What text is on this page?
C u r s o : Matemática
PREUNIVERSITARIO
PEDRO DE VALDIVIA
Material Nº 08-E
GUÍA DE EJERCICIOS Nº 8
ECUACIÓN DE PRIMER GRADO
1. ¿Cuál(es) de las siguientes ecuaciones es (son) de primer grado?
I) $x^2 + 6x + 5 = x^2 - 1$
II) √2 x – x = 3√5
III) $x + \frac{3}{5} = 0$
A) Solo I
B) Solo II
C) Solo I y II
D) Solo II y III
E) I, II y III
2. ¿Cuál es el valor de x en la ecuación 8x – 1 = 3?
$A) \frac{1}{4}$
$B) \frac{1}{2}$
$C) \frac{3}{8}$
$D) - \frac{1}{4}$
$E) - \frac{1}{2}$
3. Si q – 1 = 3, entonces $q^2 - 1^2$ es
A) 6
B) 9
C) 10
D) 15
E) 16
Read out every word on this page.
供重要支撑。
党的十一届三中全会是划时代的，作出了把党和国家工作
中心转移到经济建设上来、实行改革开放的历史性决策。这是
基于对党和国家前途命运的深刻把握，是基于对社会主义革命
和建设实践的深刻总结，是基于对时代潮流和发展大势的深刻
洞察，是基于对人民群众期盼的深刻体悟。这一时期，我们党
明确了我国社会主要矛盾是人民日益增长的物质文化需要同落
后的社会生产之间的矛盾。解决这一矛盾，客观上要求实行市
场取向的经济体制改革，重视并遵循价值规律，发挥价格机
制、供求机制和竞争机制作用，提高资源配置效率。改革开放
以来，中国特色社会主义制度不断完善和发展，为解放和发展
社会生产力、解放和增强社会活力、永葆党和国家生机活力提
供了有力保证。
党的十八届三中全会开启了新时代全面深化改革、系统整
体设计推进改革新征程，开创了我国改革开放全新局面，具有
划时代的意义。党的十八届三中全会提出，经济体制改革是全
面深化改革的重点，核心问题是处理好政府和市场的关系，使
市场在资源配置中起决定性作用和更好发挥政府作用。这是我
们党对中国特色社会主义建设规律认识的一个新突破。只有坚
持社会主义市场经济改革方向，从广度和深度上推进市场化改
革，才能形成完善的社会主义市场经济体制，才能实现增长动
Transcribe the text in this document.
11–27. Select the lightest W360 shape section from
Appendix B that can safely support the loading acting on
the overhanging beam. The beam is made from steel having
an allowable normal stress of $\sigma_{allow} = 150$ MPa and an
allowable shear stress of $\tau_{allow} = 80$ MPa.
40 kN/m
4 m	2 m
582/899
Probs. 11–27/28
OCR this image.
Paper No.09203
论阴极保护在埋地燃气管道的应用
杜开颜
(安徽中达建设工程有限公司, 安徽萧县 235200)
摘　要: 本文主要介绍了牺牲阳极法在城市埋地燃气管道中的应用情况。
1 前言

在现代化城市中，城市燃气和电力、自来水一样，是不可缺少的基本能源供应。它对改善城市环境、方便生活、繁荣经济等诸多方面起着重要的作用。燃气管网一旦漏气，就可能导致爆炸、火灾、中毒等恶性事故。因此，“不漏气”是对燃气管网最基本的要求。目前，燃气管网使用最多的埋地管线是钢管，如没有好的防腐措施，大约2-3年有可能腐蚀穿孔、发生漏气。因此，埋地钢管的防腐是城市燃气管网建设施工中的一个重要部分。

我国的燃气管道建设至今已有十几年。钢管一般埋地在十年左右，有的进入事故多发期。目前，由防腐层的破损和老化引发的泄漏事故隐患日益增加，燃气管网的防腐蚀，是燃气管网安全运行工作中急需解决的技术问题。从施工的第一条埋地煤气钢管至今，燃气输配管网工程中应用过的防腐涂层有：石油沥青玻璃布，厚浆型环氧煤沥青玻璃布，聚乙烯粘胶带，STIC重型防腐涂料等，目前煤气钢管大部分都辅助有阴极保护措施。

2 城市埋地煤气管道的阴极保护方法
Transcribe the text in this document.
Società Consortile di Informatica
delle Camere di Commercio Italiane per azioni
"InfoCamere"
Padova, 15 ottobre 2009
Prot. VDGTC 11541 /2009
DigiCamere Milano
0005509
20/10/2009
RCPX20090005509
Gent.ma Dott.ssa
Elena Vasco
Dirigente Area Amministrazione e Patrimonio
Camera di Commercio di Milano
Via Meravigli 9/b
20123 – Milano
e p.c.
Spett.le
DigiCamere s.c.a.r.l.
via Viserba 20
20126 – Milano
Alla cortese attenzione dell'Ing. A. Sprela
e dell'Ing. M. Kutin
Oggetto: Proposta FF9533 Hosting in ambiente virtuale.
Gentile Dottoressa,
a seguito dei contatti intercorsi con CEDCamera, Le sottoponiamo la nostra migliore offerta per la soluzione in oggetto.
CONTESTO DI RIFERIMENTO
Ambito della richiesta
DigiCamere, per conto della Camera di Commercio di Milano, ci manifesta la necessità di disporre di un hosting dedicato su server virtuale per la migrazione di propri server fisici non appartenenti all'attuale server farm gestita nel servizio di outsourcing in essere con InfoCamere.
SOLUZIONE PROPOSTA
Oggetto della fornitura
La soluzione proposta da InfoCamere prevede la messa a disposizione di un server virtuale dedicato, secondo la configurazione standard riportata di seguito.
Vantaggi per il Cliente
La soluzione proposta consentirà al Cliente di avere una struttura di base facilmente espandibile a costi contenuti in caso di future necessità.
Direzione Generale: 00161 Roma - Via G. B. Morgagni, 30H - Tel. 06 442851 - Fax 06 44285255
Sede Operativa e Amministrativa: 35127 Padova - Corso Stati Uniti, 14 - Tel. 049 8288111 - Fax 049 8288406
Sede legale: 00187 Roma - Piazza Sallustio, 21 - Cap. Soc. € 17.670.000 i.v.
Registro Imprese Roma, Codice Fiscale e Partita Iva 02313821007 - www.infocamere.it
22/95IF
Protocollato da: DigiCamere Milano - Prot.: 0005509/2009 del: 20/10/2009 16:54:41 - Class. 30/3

TASK INSTRUCTIONS:
Please list every line of the records that contains "Padova".

SOLVED PROBLEM:
Padova, 15 ottobre 2009
Sede Operativa e Amministrativa: 35127 Padova - Corso Stati Uniti, 14 - Tel. 049 8288111 - Fax 049 8288406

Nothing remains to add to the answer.